------ Provided records ------
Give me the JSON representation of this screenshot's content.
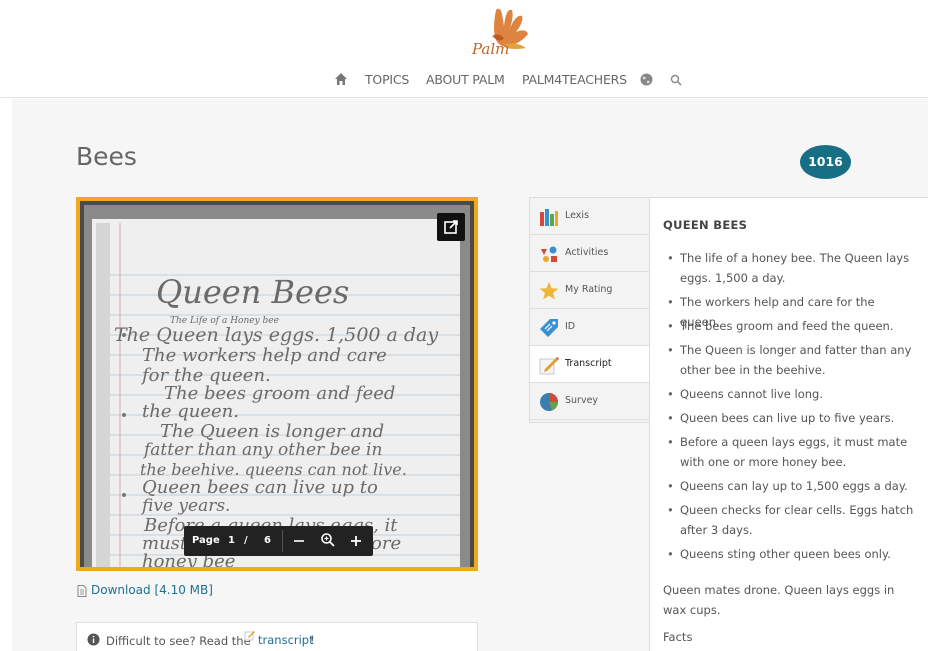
{
  "header": {
    "logo_text": "Palm",
    "nav": {
      "topics": "TOPICS",
      "about": "ABOUT PALM",
      "palm4teachers": "PALM4TEACHERS"
    },
    "icons": [
      "home-icon",
      "globe-icon",
      "search-icon"
    ]
  },
  "page": {
    "title": "Bees",
    "badge": "1016"
  },
  "viewer": {
    "page_label": "Page",
    "page_current": "1",
    "page_separator": "/",
    "page_total": "6",
    "handwriting_lines": [
      "Queen Bees",
      "The Life of a Honey bee",
      "The Queen lays eggs. 1,500 a day",
      "The workers help and care",
      "for the queen.",
      "The bees groom and feed",
      "the queen.",
      "The Queen is longer and",
      "fatter than any other bee in",
      "the beehive. queens can not live.",
      "Queen bees can live up to",
      "five years.",
      "Before a queen lays eggs, it",
      "must mate with one or more",
      "honey bee"
    ]
  },
  "download": {
    "label": "Download [4.10 MB]"
  },
  "hint": {
    "text": "Difficult to see? Read the",
    "link": "transcript",
    "end": "!"
  },
  "tabs": [
    {
      "label": "Lexis",
      "icon": "books-icon",
      "active": false
    },
    {
      "label": "Activities",
      "icon": "activities-icon",
      "active": false
    },
    {
      "label": "My Rating",
      "icon": "star-icon",
      "active": false
    },
    {
      "label": "ID",
      "icon": "tag-icon",
      "active": false
    },
    {
      "label": "Transcript",
      "icon": "pencil-paper-icon",
      "active": true
    },
    {
      "label": "Survey",
      "icon": "pie-chart-icon",
      "active": false
    }
  ],
  "transcript": {
    "heading": "QUEEN BEES",
    "bullets": [
      "The life of a honey bee. The Queen lays eggs. 1,500 a day.",
      "The workers help and care for the queen.",
      "The bees groom and feed the queen.",
      "The Queen is longer and fatter than any other bee in the beehive.",
      "Queens cannot live long.",
      "Queen bees can live up to five years.",
      "Before a queen lays eggs, it must mate with one or more honey bee.",
      "Queens can lay up to 1,500 eggs a day.",
      "Queen checks for clear cells. Eggs hatch after 3 days.",
      "Queens sting other queen bees only."
    ],
    "paragraph": "Queen mates drone. Queen lays eggs in wax cups.",
    "facts": "Facts"
  },
  "colors": {
    "accent_border": "#f0a81c",
    "badge": "#166f85",
    "link": "#1f6f94"
  }
}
------
→ **Task to carry out**
When a line in the entries above holds the word "live", add it to the count, then state only the count.

→ **Exercise answer**
4